▶ Extracted records
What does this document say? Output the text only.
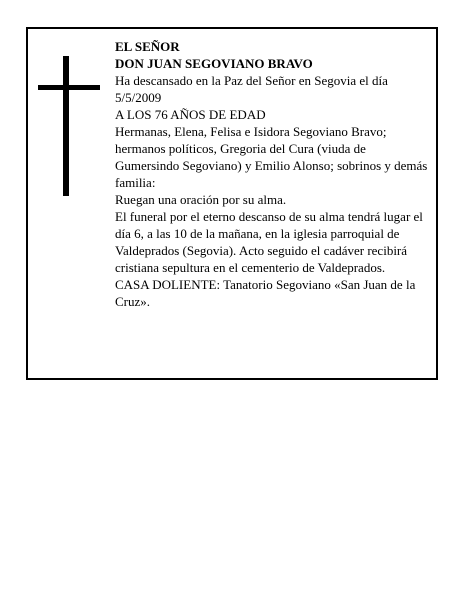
EL SEÑOR

DON JUAN SEGOVIANO BRAVO

Ha descansado en la Paz del Señor en Segovia el día 5/5/2009

A LOS 76 AÑOS DE EDAD

Hermanas, Elena, Felisa e Isidora Segoviano Bravo; hermanos políticos, Gregoria del Cura (viuda de Gumersindo Segoviano) y Emilio Alonso; sobrinos y demás familia:

Ruegan una oración por su alma.

El funeral por el eterno descanso de su alma tendrá lugar el día 6, a las 10 de la mañana, en la iglesia parroquial de Valdeprados (Segovia). Acto seguido el cadáver recibirá cristiana sepultura en el cementerio de Valdeprados.

CASA DOLIENTE: Tanatorio Segoviano «San Juan de la Cruz».
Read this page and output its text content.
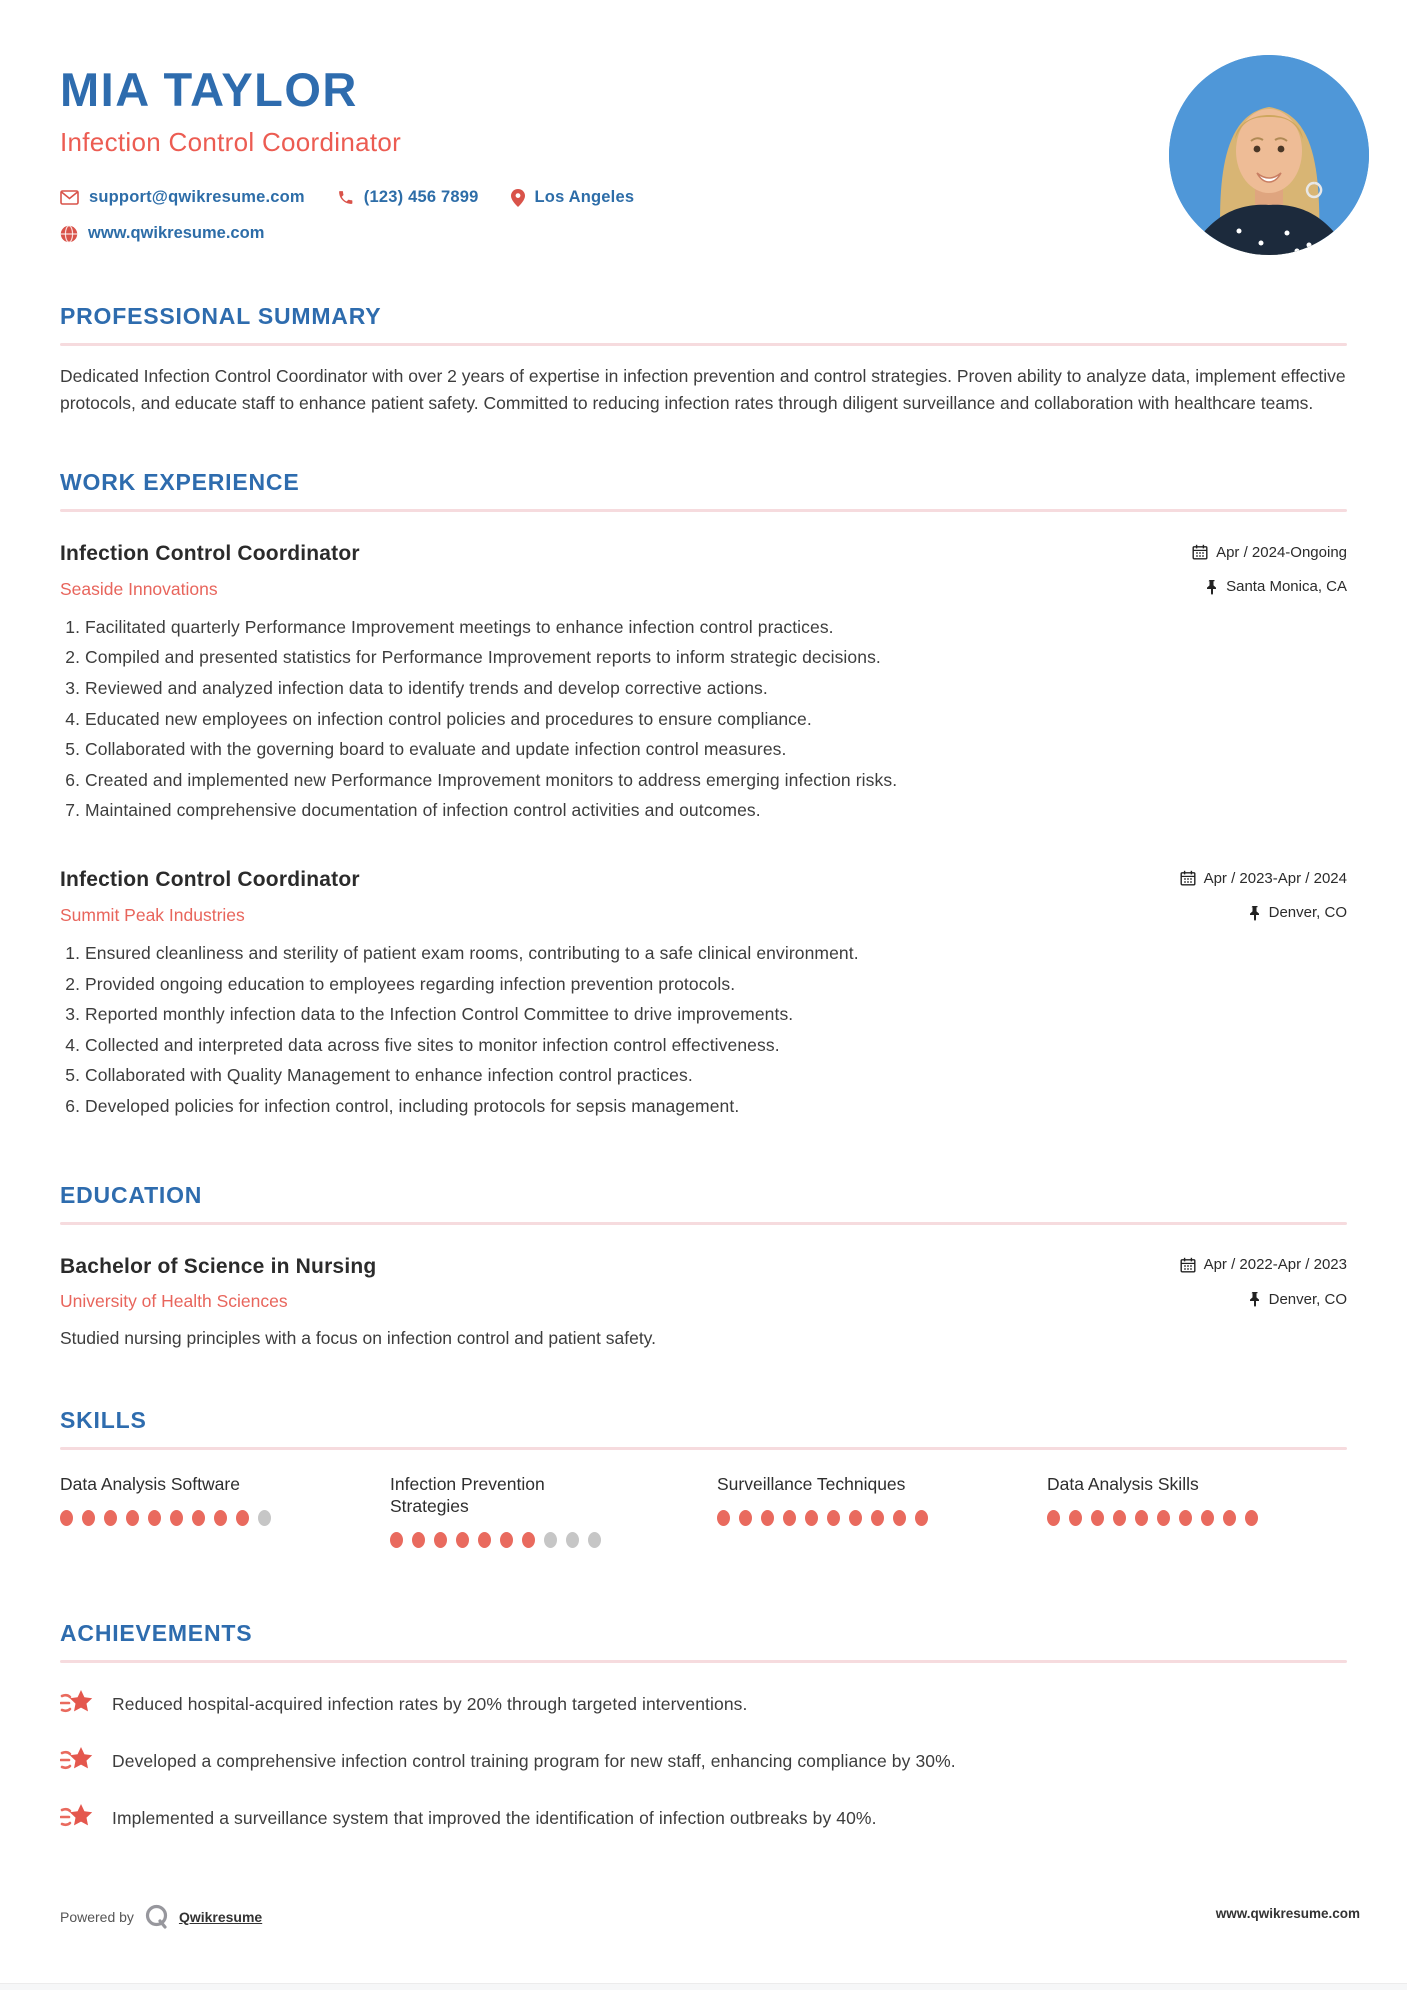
MIA TAYLOR
Infection Control Coordinator
support@qwikresume.com	(123) 456 7899	Los Angeles
www.qwikresume.com
PROFESSIONAL SUMMARY

Dedicated Infection Control Coordinator with over 2 years of expertise in infection prevention and control strategies. Proven ability to analyze data, implement effective protocols, and educate staff to enhance patient safety. Committed to reducing infection rates through diligent surveillance and collaboration with healthcare teams.

WORK EXPERIENCE
Infection Control Coordinator	Apr / 2024-Ongoing
Seaside Innovations	Santa Monica, CA
1. Facilitated quarterly Performance Improvement meetings to enhance infection control practices.
2. Compiled and presented statistics for Performance Improvement reports to inform strategic decisions.
3. Reviewed and analyzed infection data to identify trends and develop corrective actions.
4. Educated new employees on infection control policies and procedures to ensure compliance.
5. Collaborated with the governing board to evaluate and update infection control measures.
6. Created and implemented new Performance Improvement monitors to address emerging infection risks.
7. Maintained comprehensive documentation of infection control activities and outcomes.
Infection Control Coordinator	Apr / 2023-Apr / 2024
Summit Peak Industries	Denver, CO
1. Ensured cleanliness and sterility of patient exam rooms, contributing to a safe clinical environment.
2. Provided ongoing education to employees regarding infection prevention protocols.
3. Reported monthly infection data to the Infection Control Committee to drive improvements.
4. Collected and interpreted data across five sites to monitor infection control effectiveness.
5. Collaborated with Quality Management to enhance infection control practices.
6. Developed policies for infection control, including protocols for sepsis management.
EDUCATION
Bachelor of Science in Nursing	Apr / 2022-Apr / 2023
University of Health Sciences	Denver, CO

Studied nursing principles with a focus on infection control and patient safety.

SKILLS
Data Analysis Software	Infection Prevention Strategies
Surveillance Techniques	Data Analysis Skills
ACHIEVEMENTS
Reduced hospital-acquired infection rates by 20% through targeted interventions.
Developed a comprehensive infection control training program for new staff, enhancing compliance by 30%.
Implemented a surveillance system that improved the identification of infection outbreaks by 40%.
Powered by	Qwikresume	www.qwikresume.com
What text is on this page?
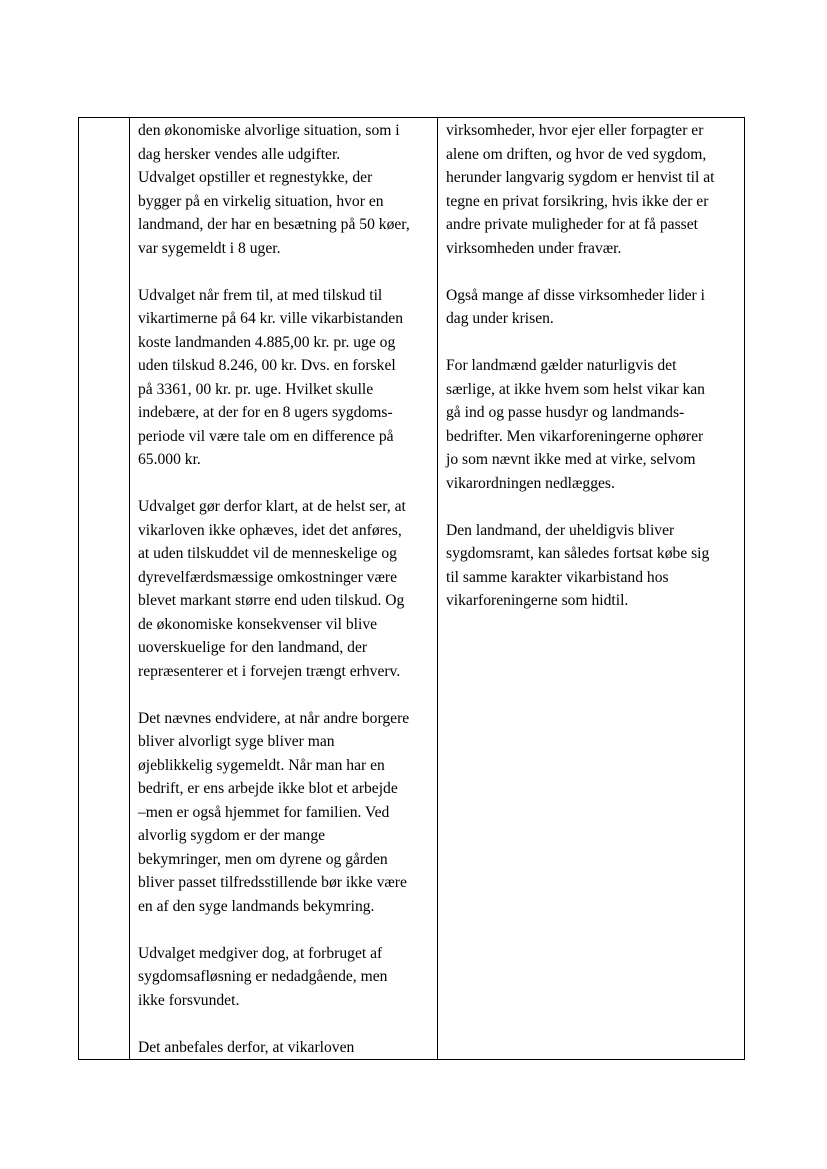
den økonomiske alvorlige situation, som i
dag hersker vendes alle udgifter.
Udvalget opstiller et regnestykke, der
bygger på en virkelig situation, hvor en
landmand, der har en besætning på 50 køer,
var sygemeldt i 8 uger.

Udvalget når frem til, at med tilskud til
vikartimerne på 64 kr. ville vikarbistanden
koste landmanden 4.885,00 kr. pr. uge og
uden tilskud 8.246, 00 kr. Dvs. en forskel
på 3361, 00 kr. pr. uge. Hvilket skulle
indebære, at der for en 8 ugers sygdoms-
periode vil være tale om en difference på
65.000 kr.

Udvalget gør derfor klart, at de helst ser, at
vikarloven ikke ophæves, idet det anføres,
at uden tilskuddet vil de menneskelige og
dyrevelfærdsmæssige omkostninger være
blevet markant større end uden tilskud. Og
de økonomiske konsekvenser vil blive
uoverskuelige for den landmand, der
repræsenterer et i forvejen trængt erhverv.

Det nævnes endvidere, at når andre borgere
bliver alvorligt syge bliver man
øjeblikkelig sygemeldt. Når man har en
bedrift, er ens arbejde ikke blot et arbejde
–men er også hjemmet for familien. Ved
alvorlig sygdom er der mange
bekymringer, men om dyrene og gården
bliver passet tilfredsstillende bør ikke være
en af den syge landmands bekymring.

Udvalget medgiver dog, at forbruget af
sygdomsafløsning er nedadgående, men
ikke forsvundet.

Det anbefales derfor, at vikarloven

virksomheder, hvor ejer eller forpagter er
alene om driften, og hvor de ved sygdom,
herunder langvarig sygdom er henvist til at
tegne en privat forsikring, hvis ikke der er
andre private muligheder for at få passet
virksomheden under fravær.

Også mange af disse virksomheder lider i
dag under krisen.

For landmænd gælder naturligvis det
særlige, at ikke hvem som helst vikar kan
gå ind og passe husdyr og landmands-
bedrifter. Men vikarforeningerne ophører
jo som nævnt ikke med at virke, selvom
vikarordningen nedlægges.

Den landmand, der uheldigvis bliver
sygdomsramt, kan således fortsat købe sig
til samme karakter vikarbistand hos
vikarforeningerne som hidtil.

▶ Written task
Omit the pictures and give the material again, exactly and in full.

▶ Output for this exercise
What does this document say? Output the text only.
EL SEÑOR

DON JUAN SEGOVIANO BRAVO

Ha descansado en la Paz del Señor en Segovia el día 5/5/2009

A LOS 76 AÑOS DE EDAD

Hermanas, Elena, Felisa e Isidora Segoviano Bravo; hermanos políticos, Gregoria del Cura (viuda de Gumersindo Segoviano) y Emilio Alonso; sobrinos y demás familia:

Ruegan una oración por su alma.

El funeral por el eterno descanso de su alma tendrá lugar el día 6, a las 10 de la mañana, en la iglesia parroquial de Valdeprados (Segovia). Acto seguido el cadáver recibirá cristiana sepultura en el cementerio de Valdeprados.

CASA DOLIENTE: Tanatorio Segoviano «San Juan de la Cruz».
Read this page and output its text content.
MIA TAYLOR
Infection Control Coordinator
support@qwikresume.com	(123) 456 7899	Los Angeles
www.qwikresume.com
PROFESSIONAL SUMMARY

Dedicated Infection Control Coordinator with over 2 years of expertise in infection prevention and control strategies. Proven ability to analyze data, implement effective protocols, and educate staff to enhance patient safety. Committed to reducing infection rates through diligent surveillance and collaboration with healthcare teams.

WORK EXPERIENCE
Infection Control Coordinator	Apr / 2024-Ongoing
Seaside Innovations	Santa Monica, CA
1. Facilitated quarterly Performance Improvement meetings to enhance infection control practices.
2. Compiled and presented statistics for Performance Improvement reports to inform strategic decisions.
3. Reviewed and analyzed infection data to identify trends and develop corrective actions.
4. Educated new employees on infection control policies and procedures to ensure compliance.
5. Collaborated with the governing board to evaluate and update infection control measures.
6. Created and implemented new Performance Improvement monitors to address emerging infection risks.
7. Maintained comprehensive documentation of infection control activities and outcomes.
Infection Control Coordinator	Apr / 2023-Apr / 2024
Summit Peak Industries	Denver, CO
1. Ensured cleanliness and sterility of patient exam rooms, contributing to a safe clinical environment.
2. Provided ongoing education to employees regarding infection prevention protocols.
3. Reported monthly infection data to the Infection Control Committee to drive improvements.
4. Collected and interpreted data across five sites to monitor infection control effectiveness.
5. Collaborated with Quality Management to enhance infection control practices.
6. Developed policies for infection control, including protocols for sepsis management.
EDUCATION
Bachelor of Science in Nursing	Apr / 2022-Apr / 2023
University of Health Sciences	Denver, CO

Studied nursing principles with a focus on infection control and patient safety.

SKILLS
Data Analysis Software	Infection Prevention Strategies
Surveillance Techniques	Data Analysis Skills
ACHIEVEMENTS
Reduced hospital-acquired infection rates by 20% through targeted interventions.
Developed a comprehensive infection control training program for new staff, enhancing compliance by 30%.
Implemented a surveillance system that improved the identification of infection outbreaks by 40%.
Powered by	Qwikresume	www.qwikresume.com
What text is on this page?
den økonomiske alvorlige situation, som i
dag hersker vendes alle udgifter.
Udvalget opstiller et regnestykke, der
bygger på en virkelig situation, hvor en
landmand, der har en besætning på 50 køer,
var sygemeldt i 8 uger.

Udvalget når frem til, at med tilskud til
vikartimerne på 64 kr. ville vikarbistanden
koste landmanden 4.885,00 kr. pr. uge og
uden tilskud 8.246, 00 kr. Dvs. en forskel
på 3361, 00 kr. pr. uge. Hvilket skulle
indebære, at der for en 8 ugers sygdoms-
periode vil være tale om en difference på
65.000 kr.

Udvalget gør derfor klart, at de helst ser, at
vikarloven ikke ophæves, idet det anføres,
at uden tilskuddet vil de menneskelige og
dyrevelfærdsmæssige omkostninger være
blevet markant større end uden tilskud. Og
de økonomiske konsekvenser vil blive
uoverskuelige for den landmand, der
repræsenterer et i forvejen trængt erhverv.

Det nævnes endvidere, at når andre borgere
bliver alvorligt syge bliver man
øjeblikkelig sygemeldt. Når man har en
bedrift, er ens arbejde ikke blot et arbejde
–men er også hjemmet for familien. Ved
alvorlig sygdom er der mange
bekymringer, men om dyrene og gården
bliver passet tilfredsstillende bør ikke være
en af den syge landmands bekymring.

Udvalget medgiver dog, at forbruget af
sygdomsafløsning er nedadgående, men
ikke forsvundet.

Det anbefales derfor, at vikarloven

virksomheder, hvor ejer eller forpagter er
alene om driften, og hvor de ved sygdom,
herunder langvarig sygdom er henvist til at
tegne en privat forsikring, hvis ikke der er
andre private muligheder for at få passet
virksomheden under fravær.

Også mange af disse virksomheder lider i
dag under krisen.

For landmænd gælder naturligvis det
særlige, at ikke hvem som helst vikar kan
gå ind og passe husdyr og landmands-
bedrifter. Men vikarforeningerne ophører
jo som nævnt ikke med at virke, selvom
vikarordningen nedlægges.

Den landmand, der uheldigvis bliver
sygdomsramt, kan således fortsat købe sig
til samme karakter vikarbistand hos
vikarforeningerne som hidtil.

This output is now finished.